Go through the lines below. Copy those with "this".

-- begin --

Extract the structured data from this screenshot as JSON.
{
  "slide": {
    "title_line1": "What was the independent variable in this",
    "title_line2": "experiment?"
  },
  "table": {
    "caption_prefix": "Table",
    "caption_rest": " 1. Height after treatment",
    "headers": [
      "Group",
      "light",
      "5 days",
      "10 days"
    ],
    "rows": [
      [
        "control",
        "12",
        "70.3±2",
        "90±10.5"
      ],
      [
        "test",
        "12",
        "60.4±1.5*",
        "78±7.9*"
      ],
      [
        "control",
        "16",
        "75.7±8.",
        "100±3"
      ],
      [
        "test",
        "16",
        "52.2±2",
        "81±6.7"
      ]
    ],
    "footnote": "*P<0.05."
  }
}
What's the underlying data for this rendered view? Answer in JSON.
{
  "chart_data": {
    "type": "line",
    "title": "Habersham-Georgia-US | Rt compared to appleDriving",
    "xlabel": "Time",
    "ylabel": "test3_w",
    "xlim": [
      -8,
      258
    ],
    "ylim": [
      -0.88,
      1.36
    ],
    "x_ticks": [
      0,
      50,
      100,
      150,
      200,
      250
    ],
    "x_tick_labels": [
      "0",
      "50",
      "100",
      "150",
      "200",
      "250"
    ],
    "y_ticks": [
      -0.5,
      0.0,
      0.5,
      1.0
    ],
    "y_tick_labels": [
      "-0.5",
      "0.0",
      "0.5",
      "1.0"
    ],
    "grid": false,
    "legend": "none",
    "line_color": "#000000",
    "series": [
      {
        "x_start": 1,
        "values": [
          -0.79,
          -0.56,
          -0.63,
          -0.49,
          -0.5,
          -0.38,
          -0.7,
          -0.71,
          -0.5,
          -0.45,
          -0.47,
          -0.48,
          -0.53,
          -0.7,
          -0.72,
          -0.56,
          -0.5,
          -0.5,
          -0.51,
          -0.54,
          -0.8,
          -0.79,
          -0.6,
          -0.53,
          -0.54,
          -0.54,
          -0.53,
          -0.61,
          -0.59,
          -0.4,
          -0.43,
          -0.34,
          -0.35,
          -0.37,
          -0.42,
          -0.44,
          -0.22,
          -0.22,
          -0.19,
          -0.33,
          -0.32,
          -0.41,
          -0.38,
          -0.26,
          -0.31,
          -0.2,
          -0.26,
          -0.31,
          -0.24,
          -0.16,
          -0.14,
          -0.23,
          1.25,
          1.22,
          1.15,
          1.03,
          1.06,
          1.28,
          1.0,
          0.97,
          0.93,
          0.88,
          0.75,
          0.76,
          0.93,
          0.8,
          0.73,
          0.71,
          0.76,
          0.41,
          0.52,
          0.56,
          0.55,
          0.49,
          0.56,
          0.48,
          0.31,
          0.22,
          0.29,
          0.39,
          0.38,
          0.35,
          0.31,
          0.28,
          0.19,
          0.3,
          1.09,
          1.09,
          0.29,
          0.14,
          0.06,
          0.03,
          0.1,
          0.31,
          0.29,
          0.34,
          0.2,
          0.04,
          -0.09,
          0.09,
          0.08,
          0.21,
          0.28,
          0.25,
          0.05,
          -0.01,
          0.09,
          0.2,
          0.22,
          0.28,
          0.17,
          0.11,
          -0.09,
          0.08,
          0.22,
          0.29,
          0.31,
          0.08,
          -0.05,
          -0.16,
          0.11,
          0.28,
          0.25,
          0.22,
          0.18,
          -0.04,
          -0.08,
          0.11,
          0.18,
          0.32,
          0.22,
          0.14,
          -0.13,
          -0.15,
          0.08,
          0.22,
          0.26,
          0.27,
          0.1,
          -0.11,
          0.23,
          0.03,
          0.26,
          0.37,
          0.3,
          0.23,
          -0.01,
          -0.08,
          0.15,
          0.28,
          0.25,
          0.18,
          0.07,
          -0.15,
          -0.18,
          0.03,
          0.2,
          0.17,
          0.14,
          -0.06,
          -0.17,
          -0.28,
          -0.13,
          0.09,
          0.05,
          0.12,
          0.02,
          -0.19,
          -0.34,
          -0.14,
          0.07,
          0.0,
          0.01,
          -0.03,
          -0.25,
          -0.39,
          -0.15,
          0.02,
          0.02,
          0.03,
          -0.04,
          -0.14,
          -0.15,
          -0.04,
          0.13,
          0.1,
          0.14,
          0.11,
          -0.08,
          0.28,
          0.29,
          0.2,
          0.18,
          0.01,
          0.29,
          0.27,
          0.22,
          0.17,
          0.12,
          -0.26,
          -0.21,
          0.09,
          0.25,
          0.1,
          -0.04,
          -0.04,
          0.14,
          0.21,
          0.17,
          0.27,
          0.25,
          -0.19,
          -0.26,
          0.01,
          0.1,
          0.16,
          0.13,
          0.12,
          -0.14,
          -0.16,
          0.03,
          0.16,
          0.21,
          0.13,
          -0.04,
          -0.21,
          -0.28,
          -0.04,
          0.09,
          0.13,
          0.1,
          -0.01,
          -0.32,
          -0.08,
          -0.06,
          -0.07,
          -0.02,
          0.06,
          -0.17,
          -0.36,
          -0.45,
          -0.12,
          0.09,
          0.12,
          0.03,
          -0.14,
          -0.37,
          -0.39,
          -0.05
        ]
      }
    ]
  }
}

-- end --

● **Correct result**:
Extract the structured data from this screenshot as JSON.
    "title_line1": "What was the independent variable in this",
What's the underlying data for this rendered view? Answer in JSON.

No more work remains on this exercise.